--- START OF Given data ---

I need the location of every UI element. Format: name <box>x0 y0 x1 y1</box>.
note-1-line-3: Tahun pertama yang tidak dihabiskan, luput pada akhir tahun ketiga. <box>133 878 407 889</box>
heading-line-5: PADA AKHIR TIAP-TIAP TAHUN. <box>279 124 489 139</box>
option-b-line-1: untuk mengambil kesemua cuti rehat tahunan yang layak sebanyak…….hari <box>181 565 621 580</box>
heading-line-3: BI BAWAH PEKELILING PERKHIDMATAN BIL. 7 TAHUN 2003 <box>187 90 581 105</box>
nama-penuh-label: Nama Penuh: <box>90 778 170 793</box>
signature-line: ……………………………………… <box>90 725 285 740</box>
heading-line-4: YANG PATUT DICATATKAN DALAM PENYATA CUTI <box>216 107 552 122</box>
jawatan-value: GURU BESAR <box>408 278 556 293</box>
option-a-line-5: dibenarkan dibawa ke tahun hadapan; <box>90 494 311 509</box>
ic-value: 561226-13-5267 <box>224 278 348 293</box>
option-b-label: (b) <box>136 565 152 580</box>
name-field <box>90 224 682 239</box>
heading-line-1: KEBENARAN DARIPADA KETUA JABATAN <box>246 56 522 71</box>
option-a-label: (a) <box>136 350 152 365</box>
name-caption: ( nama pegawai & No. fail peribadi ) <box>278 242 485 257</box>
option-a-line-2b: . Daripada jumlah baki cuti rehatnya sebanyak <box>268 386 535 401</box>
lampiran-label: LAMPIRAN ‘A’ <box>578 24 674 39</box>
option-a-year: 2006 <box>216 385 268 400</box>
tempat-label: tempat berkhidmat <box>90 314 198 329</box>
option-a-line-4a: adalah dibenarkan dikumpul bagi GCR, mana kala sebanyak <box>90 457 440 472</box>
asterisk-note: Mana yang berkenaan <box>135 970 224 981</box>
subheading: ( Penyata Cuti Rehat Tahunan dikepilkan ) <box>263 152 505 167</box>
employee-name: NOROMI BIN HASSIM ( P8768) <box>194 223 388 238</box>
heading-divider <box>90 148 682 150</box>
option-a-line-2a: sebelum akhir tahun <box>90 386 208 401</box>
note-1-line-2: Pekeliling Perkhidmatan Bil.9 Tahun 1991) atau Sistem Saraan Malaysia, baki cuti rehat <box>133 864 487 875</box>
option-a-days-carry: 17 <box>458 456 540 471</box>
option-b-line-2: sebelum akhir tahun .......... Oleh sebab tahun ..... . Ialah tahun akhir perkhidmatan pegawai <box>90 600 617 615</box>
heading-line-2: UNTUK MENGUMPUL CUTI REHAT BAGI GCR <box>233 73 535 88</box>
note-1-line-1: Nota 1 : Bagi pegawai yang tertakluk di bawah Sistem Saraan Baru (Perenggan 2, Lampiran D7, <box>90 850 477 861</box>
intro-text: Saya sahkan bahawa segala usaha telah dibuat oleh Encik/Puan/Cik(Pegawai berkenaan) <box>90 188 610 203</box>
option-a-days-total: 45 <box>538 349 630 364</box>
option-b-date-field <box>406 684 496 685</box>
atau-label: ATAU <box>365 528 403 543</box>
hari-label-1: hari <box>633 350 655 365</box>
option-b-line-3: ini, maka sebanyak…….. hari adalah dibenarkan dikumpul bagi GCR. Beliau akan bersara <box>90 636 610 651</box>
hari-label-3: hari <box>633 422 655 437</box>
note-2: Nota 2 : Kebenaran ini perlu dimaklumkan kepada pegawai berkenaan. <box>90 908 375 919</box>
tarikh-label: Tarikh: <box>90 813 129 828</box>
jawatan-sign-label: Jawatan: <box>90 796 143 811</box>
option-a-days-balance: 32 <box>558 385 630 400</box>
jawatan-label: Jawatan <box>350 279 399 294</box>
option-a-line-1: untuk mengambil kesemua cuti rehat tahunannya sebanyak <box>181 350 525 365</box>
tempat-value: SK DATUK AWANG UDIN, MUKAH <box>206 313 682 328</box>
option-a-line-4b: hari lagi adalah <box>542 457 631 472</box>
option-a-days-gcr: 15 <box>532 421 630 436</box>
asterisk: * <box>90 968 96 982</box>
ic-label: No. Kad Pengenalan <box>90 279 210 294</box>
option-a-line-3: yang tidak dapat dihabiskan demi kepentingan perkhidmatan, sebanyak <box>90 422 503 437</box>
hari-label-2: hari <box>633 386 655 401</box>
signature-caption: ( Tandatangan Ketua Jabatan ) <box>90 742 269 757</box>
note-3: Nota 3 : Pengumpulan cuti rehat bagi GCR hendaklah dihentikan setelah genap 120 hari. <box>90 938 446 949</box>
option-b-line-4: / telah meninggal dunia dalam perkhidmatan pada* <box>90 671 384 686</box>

--- END OF Given data ---

Your objective
Retype the rows word for word, from the first one through the one holding "signature-line: ……………………………………… <box>90", including both.

Result for this task
I need the location of every UI element. Format: name <box>x0 y0 x1 y1</box>.
note-1-line-3: Tahun pertama yang tidak dihabiskan, luput pada akhir tahun ketiga. <box>133 878 407 889</box>
heading-line-5: PADA AKHIR TIAP-TIAP TAHUN. <box>279 124 489 139</box>
option-b-line-1: untuk mengambil kesemua cuti rehat tahunan yang layak sebanyak…….hari <box>181 565 621 580</box>
heading-line-3: BI BAWAH PEKELILING PERKHIDMATAN BIL. 7 TAHUN 2003 <box>187 90 581 105</box>
nama-penuh-label: Nama Penuh: <box>90 778 170 793</box>
signature-line: ……………………………………… <box>90 725 285 740</box>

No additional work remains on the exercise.